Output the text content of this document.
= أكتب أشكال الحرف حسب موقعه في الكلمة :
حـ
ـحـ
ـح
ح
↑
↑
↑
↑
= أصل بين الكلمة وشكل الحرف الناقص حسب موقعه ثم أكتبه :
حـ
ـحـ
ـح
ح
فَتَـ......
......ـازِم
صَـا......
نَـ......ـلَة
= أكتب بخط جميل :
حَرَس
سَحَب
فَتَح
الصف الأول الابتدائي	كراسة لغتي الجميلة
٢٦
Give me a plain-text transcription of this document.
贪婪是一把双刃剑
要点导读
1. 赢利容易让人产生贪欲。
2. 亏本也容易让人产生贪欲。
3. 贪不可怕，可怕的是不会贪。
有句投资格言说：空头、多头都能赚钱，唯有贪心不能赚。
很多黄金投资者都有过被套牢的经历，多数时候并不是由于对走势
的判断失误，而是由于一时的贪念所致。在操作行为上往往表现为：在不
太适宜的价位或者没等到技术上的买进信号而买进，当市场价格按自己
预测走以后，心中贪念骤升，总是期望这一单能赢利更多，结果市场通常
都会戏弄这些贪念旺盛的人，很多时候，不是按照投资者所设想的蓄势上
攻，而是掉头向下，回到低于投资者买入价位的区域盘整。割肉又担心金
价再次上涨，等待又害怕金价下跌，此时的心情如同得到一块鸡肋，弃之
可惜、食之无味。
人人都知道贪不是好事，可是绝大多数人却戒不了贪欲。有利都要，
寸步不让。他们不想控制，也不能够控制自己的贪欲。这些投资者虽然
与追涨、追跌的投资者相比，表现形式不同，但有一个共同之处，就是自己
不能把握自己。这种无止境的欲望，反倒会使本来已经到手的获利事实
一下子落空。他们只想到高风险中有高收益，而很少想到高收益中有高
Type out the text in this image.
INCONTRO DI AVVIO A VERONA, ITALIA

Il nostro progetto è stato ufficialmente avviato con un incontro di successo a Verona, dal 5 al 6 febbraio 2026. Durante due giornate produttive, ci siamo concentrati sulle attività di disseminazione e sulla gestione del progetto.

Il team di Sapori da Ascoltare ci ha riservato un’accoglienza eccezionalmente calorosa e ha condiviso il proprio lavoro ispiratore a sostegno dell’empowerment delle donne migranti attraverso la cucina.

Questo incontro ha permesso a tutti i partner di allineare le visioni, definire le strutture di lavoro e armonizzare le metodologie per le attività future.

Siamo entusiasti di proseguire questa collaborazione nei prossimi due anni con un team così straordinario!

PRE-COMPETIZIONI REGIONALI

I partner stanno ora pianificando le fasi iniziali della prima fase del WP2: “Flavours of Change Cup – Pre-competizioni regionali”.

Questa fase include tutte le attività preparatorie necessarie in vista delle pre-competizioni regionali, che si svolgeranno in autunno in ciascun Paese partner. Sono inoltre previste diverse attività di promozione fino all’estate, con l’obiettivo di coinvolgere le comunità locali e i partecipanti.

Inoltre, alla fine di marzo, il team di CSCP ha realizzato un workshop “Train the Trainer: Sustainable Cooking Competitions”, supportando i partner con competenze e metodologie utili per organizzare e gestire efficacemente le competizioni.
———
Work to do:
Write out only the final block of lines, starting at the line with "Give me a plain-text" and running to the end of the material.

The output:
Give me a plain-text transcription of this document.
贪婪是一把双刃剑
要点导读
1. 赢利容易让人产生贪欲。
2. 亏本也容易让人产生贪欲。
3. 贪不可怕，可怕的是不会贪。
有句投资格言说：空头、多头都能赚钱，唯有贪心不能赚。
很多黄金投资者都有过被套牢的经历，多数时候并不是由于对走势
的判断失误，而是由于一时的贪念所致。在操作行为上往往表现为：在不
太适宜的价位或者没等到技术上的买进信号而买进，当市场价格按自己
预测走以后，心中贪念骤升，总是期望这一单能赢利更多，结果市场通常
都会戏弄这些贪念旺盛的人，很多时候，不是按照投资者所设想的蓄势上
攻，而是掉头向下，回到低于投资者买入价位的区域盘整。割肉又担心金
价再次上涨，等待又害怕金价下跌，此时的心情如同得到一块鸡肋，弃之
可惜、食之无味。
人人都知道贪不是好事，可是绝大多数人却戒不了贪欲。有利都要，
寸步不让。他们不想控制，也不能够控制自己的贪欲。这些投资者虽然
与追涨、追跌的投资者相比，表现形式不同，但有一个共同之处，就是自己
不能把握自己。这种无止境的欲望，反倒会使本来已经到手的获利事实
一下子落空。他们只想到高风险中有高收益，而很少想到高收益中有高
Type out the text in this image.
INCONTRO DI AVVIO A VERONA, ITALIA

Il nostro progetto è stato ufficialmente avviato con un incontro di successo a Verona, dal 5 al 6 febbraio 2026. Durante due giornate produttive, ci siamo concentrati sulle attività di disseminazione e sulla gestione del progetto.

Il team di Sapori da Ascoltare ci ha riservato un’accoglienza eccezionalmente calorosa e ha condiviso il proprio lavoro ispiratore a sostegno dell’empowerment delle donne migranti attraverso la cucina.

Questo incontro ha permesso a tutti i partner di allineare le visioni, definire le strutture di lavoro e armonizzare le metodologie per le attività future.

Siamo entusiasti di proseguire questa collaborazione nei prossimi due anni con un team così straordinario!

PRE-COMPETIZIONI REGIONALI

I partner stanno ora pianificando le fasi iniziali della prima fase del WP2: “Flavours of Change Cup – Pre-competizioni regionali”.

Questa fase include tutte le attività preparatorie necessarie in vista delle pre-competizioni regionali, che si svolgeranno in autunno in ciascun Paese partner. Sono inoltre previste diverse attività di promozione fino all’estate, con l’obiettivo di coinvolgere le comunità locali e i partecipanti.

Inoltre, alla fine di marzo, il team di CSCP ha realizzato un workshop “Train the Trainer: Sustainable Cooking Competitions”, supportando i partner con competenze e metodologie utili per organizzare e gestire efficacemente le competizioni.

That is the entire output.